# What to produce
Find how many lines hold the word "than". Give only the number.

━━━━━━━━

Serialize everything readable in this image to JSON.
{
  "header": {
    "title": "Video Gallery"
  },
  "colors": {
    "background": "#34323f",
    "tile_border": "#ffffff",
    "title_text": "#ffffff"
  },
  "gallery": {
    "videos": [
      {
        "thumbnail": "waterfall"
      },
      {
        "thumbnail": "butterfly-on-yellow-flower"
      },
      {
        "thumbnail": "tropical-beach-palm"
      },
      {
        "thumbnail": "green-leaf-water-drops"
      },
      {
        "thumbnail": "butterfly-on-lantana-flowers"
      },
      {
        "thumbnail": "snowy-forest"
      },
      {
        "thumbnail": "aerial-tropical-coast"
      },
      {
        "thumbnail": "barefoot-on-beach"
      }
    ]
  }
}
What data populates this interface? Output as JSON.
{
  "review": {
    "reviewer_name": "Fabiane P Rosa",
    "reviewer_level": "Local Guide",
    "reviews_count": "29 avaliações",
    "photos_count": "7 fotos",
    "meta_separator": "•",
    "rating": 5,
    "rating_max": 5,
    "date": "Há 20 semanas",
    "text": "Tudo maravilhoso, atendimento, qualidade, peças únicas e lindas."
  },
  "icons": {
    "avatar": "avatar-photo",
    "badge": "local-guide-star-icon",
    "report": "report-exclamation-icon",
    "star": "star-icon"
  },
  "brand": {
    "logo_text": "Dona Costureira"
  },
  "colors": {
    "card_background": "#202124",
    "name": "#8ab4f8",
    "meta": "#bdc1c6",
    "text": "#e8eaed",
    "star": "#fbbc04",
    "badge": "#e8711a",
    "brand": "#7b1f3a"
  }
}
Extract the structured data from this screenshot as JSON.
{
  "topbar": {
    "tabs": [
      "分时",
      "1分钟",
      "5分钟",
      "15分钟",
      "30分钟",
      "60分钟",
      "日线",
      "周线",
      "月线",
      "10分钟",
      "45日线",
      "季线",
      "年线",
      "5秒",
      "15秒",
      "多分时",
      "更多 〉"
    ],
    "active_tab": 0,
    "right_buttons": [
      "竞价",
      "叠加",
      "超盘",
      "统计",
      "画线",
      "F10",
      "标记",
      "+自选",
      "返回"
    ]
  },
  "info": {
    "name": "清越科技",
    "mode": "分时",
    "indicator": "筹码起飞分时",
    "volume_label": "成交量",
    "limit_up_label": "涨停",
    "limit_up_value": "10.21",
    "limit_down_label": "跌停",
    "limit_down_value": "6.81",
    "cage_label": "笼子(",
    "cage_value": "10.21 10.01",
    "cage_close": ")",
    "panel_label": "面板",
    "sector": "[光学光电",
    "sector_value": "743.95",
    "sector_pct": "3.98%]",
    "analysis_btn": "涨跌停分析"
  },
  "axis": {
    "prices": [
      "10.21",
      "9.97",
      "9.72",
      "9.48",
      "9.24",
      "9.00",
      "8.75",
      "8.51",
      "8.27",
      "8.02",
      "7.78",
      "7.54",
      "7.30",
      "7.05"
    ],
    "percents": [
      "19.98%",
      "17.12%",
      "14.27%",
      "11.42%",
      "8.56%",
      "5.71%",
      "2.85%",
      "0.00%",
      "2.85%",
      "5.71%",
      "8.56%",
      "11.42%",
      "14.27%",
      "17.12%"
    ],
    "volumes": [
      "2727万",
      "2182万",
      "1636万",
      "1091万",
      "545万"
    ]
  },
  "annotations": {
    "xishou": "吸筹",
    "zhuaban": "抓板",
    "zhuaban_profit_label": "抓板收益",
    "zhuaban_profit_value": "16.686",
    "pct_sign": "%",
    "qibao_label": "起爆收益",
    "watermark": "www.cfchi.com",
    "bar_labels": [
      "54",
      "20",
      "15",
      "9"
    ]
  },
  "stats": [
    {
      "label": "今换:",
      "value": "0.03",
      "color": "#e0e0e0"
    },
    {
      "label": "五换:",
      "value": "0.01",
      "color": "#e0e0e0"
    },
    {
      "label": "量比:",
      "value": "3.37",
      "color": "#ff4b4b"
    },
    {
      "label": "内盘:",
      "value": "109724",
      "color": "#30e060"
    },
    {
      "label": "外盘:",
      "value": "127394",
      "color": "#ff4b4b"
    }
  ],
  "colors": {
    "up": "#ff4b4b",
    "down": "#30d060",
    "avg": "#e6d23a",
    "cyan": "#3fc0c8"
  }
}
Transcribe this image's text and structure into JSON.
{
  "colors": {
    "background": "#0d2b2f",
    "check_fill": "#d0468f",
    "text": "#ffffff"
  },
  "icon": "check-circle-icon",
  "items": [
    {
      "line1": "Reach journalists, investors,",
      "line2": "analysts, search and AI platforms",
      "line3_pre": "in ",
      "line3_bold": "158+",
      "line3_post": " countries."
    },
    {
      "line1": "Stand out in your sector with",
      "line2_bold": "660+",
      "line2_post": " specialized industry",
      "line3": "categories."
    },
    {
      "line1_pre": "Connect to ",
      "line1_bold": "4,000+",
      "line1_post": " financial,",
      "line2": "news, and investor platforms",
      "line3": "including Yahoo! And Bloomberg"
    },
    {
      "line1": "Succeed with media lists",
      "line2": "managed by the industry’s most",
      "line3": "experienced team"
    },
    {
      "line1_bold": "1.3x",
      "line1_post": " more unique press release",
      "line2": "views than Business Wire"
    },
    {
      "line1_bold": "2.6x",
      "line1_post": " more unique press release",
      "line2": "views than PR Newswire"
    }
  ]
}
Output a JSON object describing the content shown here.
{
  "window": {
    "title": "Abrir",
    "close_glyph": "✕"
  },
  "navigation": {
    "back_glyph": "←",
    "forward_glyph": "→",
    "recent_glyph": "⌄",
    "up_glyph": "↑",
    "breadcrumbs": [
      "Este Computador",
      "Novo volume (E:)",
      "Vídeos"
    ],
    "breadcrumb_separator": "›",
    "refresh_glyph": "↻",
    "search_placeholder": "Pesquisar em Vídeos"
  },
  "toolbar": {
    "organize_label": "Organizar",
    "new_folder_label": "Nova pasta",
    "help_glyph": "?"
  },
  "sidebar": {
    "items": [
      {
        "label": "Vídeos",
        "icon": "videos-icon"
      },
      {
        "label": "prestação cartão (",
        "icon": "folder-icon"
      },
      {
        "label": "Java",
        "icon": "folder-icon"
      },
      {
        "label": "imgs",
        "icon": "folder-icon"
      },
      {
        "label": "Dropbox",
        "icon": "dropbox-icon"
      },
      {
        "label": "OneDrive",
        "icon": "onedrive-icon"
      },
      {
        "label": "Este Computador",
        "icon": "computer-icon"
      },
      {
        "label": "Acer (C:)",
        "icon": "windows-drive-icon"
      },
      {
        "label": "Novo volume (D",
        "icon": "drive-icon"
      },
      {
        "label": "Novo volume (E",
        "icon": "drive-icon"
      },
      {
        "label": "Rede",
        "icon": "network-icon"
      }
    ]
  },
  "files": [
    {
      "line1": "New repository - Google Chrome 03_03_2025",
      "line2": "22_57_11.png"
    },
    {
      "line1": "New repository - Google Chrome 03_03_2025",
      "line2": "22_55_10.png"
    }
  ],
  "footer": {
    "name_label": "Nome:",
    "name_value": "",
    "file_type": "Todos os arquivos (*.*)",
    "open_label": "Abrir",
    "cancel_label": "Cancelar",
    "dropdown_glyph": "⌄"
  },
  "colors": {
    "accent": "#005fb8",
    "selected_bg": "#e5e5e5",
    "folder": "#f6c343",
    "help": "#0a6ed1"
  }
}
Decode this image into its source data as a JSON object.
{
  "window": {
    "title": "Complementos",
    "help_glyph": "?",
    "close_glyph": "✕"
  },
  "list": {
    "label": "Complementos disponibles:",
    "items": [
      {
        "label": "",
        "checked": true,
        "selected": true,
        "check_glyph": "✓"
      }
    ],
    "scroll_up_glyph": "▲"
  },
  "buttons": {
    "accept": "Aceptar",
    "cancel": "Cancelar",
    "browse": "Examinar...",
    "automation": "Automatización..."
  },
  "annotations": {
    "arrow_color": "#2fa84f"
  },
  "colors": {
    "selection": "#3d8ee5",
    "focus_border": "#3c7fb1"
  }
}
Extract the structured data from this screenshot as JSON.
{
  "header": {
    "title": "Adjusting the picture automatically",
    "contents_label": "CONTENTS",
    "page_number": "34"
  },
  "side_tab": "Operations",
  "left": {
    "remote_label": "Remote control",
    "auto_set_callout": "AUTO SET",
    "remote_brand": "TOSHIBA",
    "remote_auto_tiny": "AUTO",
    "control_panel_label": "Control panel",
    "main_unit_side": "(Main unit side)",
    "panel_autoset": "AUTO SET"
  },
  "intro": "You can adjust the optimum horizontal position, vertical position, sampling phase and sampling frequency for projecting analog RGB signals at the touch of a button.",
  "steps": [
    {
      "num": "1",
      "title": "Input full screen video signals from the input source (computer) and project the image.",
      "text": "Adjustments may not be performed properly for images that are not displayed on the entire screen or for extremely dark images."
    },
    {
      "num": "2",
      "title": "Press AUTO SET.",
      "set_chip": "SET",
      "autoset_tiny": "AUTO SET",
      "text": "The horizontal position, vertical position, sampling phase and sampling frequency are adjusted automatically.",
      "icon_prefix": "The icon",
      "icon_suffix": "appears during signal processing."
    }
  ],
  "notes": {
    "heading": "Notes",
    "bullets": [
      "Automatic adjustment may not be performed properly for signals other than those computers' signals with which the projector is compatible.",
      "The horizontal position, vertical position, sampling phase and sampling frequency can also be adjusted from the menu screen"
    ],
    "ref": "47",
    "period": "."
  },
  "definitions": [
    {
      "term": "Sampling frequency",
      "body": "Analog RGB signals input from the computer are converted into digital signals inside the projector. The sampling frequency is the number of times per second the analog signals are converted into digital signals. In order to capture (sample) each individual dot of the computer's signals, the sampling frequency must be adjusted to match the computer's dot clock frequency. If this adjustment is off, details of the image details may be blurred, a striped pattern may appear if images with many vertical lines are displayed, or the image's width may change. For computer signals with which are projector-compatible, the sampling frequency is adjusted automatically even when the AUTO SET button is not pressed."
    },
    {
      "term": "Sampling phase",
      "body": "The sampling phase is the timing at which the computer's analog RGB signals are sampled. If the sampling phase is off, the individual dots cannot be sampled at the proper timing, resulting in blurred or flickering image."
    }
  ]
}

━━━━━━━━

# Answer for this exercise
3